__What needs to be done__: Repeat the material from its first line up to and including the line with "y-tick-label: 100: [599, 432, 612, 438]", substituting "reference-level-label" for each occurrence of "ref-line-label" and leaving everything else unchanged.

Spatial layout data
- - - - - - -

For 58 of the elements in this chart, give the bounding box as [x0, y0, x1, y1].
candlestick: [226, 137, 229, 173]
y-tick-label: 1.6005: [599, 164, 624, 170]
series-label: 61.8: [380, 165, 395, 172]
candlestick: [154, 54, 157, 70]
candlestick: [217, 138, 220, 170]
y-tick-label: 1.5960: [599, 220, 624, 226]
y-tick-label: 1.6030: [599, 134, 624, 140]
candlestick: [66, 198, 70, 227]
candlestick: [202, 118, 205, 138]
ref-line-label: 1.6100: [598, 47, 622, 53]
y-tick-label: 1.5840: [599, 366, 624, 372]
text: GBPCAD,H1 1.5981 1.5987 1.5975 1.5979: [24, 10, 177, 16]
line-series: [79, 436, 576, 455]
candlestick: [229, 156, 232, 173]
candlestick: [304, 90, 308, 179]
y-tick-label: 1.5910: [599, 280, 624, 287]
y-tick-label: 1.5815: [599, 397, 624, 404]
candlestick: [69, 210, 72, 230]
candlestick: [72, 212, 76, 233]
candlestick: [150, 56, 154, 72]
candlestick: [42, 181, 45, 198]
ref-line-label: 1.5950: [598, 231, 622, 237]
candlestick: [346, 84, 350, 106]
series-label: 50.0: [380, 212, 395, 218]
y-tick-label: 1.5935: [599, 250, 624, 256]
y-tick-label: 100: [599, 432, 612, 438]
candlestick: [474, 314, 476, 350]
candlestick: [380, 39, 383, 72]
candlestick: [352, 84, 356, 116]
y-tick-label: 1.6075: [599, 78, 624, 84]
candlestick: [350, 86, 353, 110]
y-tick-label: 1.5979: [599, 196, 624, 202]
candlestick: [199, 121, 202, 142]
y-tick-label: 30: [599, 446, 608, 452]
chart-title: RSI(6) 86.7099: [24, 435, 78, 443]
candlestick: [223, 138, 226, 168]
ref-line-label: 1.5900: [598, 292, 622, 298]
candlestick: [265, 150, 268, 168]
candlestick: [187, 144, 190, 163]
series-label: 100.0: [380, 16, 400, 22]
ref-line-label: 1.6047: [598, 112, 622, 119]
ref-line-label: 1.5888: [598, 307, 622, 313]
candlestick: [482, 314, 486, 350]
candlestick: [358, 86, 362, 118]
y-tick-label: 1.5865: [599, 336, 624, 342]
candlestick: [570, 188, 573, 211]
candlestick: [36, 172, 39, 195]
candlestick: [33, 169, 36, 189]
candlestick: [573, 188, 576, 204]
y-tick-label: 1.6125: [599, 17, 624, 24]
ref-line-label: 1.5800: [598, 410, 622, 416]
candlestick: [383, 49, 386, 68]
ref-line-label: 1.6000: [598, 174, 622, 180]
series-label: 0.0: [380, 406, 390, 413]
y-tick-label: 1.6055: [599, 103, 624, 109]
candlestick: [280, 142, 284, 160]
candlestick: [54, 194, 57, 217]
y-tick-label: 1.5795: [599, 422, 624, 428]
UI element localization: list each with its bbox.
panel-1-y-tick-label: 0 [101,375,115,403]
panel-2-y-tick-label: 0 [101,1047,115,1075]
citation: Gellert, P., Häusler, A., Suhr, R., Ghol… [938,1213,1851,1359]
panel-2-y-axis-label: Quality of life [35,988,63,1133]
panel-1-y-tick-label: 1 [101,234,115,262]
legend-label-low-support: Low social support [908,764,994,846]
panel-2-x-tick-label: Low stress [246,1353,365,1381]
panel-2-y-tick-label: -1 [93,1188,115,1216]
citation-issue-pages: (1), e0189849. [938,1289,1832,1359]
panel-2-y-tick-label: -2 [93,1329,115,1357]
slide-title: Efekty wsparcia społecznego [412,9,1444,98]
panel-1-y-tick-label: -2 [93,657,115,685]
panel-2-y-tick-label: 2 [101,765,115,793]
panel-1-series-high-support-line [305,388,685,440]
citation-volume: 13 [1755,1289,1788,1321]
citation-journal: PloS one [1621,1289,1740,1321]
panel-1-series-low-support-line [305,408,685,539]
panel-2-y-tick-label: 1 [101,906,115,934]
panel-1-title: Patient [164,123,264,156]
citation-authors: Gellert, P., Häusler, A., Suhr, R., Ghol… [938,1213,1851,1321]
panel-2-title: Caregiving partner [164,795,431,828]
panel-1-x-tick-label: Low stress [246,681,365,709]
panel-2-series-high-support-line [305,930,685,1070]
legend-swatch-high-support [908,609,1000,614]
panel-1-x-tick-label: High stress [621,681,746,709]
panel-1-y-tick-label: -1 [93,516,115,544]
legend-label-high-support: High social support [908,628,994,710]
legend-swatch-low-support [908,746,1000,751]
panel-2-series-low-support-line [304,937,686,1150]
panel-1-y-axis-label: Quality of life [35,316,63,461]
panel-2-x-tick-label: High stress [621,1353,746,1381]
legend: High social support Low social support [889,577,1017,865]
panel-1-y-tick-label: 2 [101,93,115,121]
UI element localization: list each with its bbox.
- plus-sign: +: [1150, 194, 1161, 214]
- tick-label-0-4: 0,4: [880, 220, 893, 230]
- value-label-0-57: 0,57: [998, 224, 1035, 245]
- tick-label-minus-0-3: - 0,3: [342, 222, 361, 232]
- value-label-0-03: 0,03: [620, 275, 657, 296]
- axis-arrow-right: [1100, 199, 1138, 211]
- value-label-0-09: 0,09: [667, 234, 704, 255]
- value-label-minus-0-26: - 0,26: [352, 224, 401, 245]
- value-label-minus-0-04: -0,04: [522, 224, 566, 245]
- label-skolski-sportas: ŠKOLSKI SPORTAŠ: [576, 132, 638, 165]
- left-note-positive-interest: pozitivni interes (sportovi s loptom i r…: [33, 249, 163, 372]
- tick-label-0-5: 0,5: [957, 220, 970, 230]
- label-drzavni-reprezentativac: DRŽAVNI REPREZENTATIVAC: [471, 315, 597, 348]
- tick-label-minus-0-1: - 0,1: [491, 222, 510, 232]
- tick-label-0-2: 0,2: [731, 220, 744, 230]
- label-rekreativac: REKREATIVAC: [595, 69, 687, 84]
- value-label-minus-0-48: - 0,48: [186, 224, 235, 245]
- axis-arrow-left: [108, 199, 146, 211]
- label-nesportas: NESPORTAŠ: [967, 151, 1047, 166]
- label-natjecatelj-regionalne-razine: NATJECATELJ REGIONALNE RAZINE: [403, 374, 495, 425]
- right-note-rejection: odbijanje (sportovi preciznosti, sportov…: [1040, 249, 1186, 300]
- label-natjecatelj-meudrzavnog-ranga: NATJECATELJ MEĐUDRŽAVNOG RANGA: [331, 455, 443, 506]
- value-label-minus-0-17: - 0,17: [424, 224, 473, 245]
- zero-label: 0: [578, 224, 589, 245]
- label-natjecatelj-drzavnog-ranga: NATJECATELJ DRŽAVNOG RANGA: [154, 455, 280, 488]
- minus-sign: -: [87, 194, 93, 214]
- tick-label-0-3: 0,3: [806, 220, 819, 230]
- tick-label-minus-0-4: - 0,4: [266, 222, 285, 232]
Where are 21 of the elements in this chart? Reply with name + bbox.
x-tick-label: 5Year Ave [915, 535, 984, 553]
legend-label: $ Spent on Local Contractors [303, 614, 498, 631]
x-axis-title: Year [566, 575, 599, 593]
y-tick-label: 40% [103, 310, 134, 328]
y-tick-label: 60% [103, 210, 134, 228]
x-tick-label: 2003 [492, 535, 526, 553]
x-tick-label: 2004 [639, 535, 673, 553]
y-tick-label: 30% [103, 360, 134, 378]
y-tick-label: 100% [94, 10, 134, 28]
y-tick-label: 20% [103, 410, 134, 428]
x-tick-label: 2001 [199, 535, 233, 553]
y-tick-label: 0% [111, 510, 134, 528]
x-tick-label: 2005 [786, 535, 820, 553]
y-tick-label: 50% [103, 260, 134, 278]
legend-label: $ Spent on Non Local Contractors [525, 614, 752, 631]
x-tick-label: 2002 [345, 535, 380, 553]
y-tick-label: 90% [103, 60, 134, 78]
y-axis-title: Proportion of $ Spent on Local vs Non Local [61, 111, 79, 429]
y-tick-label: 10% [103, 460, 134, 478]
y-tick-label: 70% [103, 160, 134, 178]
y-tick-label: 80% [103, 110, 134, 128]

- - - - - - -

__Reply__:
For 58 of the elements in this chart, give the bounding box as [x0, y0, x1, y1].
candlestick: [226, 137, 229, 173]
y-tick-label: 1.6005: [599, 164, 624, 170]
series-label: 61.8: [380, 165, 395, 172]
candlestick: [154, 54, 157, 70]
candlestick: [217, 138, 220, 170]
y-tick-label: 1.5960: [599, 220, 624, 226]
y-tick-label: 1.6030: [599, 134, 624, 140]
candlestick: [66, 198, 70, 227]
candlestick: [202, 118, 205, 138]
reference-level-label: 1.6100: [598, 47, 622, 53]
y-tick-label: 1.5840: [599, 366, 624, 372]
text: GBPCAD,H1 1.5981 1.5987 1.5975 1.5979: [24, 10, 177, 16]
line-series: [79, 436, 576, 455]
candlestick: [229, 156, 232, 173]
candlestick: [304, 90, 308, 179]
y-tick-label: 1.5910: [599, 280, 624, 287]
y-tick-label: 1.5815: [599, 397, 624, 404]
candlestick: [69, 210, 72, 230]
candlestick: [72, 212, 76, 233]
candlestick: [150, 56, 154, 72]
candlestick: [42, 181, 45, 198]
reference-level-label: 1.5950: [598, 231, 622, 237]
candlestick: [346, 84, 350, 106]
series-label: 50.0: [380, 212, 395, 218]
y-tick-label: 1.5935: [599, 250, 624, 256]
y-tick-label: 100: [599, 432, 612, 438]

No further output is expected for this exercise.